### [Exercise task]
Can the data below be echoed back word for word?

### [Input records]
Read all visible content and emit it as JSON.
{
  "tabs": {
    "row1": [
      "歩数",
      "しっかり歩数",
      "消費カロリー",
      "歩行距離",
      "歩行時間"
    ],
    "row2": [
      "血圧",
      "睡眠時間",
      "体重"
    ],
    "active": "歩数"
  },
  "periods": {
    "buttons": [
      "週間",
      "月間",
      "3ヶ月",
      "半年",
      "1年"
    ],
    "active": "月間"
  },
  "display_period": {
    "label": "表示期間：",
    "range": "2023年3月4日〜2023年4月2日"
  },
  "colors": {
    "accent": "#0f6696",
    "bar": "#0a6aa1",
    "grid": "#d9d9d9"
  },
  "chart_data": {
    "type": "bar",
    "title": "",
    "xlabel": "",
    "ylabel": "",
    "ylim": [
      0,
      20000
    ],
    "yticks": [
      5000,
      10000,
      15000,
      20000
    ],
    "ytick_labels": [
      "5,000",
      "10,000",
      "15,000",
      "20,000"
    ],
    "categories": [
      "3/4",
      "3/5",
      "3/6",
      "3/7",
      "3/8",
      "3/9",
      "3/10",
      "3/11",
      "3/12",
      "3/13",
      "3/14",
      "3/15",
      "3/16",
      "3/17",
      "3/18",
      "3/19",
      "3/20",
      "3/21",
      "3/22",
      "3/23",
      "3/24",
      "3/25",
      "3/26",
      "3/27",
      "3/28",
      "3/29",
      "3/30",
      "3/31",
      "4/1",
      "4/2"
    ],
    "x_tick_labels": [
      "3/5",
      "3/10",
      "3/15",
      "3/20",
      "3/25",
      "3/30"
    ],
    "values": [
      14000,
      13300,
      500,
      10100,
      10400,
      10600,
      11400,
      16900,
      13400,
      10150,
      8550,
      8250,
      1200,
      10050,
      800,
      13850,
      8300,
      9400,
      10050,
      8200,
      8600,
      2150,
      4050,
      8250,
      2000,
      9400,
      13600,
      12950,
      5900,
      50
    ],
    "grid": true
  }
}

### [Solution]
Read all visible content and emit it as JSON.
{
  "tabs": {
    "row1": [
      "歩数",
      "しっかり歩数",
      "消費カロリー",
      "歩行距離",
      "歩行時間"
    ],
    "row2": [
      "血圧",
      "睡眠時間",
      "体重"
    ],
    "active": "歩数"
  },
  "periods": {
    "buttons": [
      "週間",
      "月間",
      "3ヶ月",
      "半年",
      "1年"
    ],
    "active": "月間"
  },
  "display_period": {
    "label": "表示期間：",
    "range": "2023年3月4日〜2023年4月2日"
  },
  "colors": {
    "accent": "#0f6696",
    "bar": "#0a6aa1",
    "grid": "#d9d9d9"
  },
  "chart_data": {
    "type": "bar",
    "title": "",
    "xlabel": "",
    "ylabel": "",
    "ylim": [
      0,
      20000
    ],
    "yticks": [
      5000,
      10000,
      15000,
      20000
    ],
    "ytick_labels": [
      "5,000",
      "10,000",
      "15,000",
      "20,000"
    ],
    "categories": [
      "3/4",
      "3/5",
      "3/6",
      "3/7",
      "3/8",
      "3/9",
      "3/10",
      "3/11",
      "3/12",
      "3/13",
      "3/14",
      "3/15",
      "3/16",
      "3/17",
      "3/18",
      "3/19",
      "3/20",
      "3/21",
      "3/22",
      "3/23",
      "3/24",
      "3/25",
      "3/26",
      "3/27",
      "3/28",
      "3/29",
      "3/30",
      "3/31",
      "4/1",
      "4/2"
    ],
    "x_tick_labels": [
      "3/5",
      "3/10",
      "3/15",
      "3/20",
      "3/25",
      "3/30"
    ],
    "values": [
      14000,
      13300,
      500,
      10100,
      10400,
      10600,
      11400,
      16900,
      13400,
      10150,
      8550,
      8250,
      1200,
      10050,
      800,
      13850,
      8300,
      9400,
      10050,
      8200,
      8600,
      2150,
      4050,
      8250,
      2000,
      9400,
      13600,
      12950,
      5900,
      50
    ],
    "grid": true
  }
}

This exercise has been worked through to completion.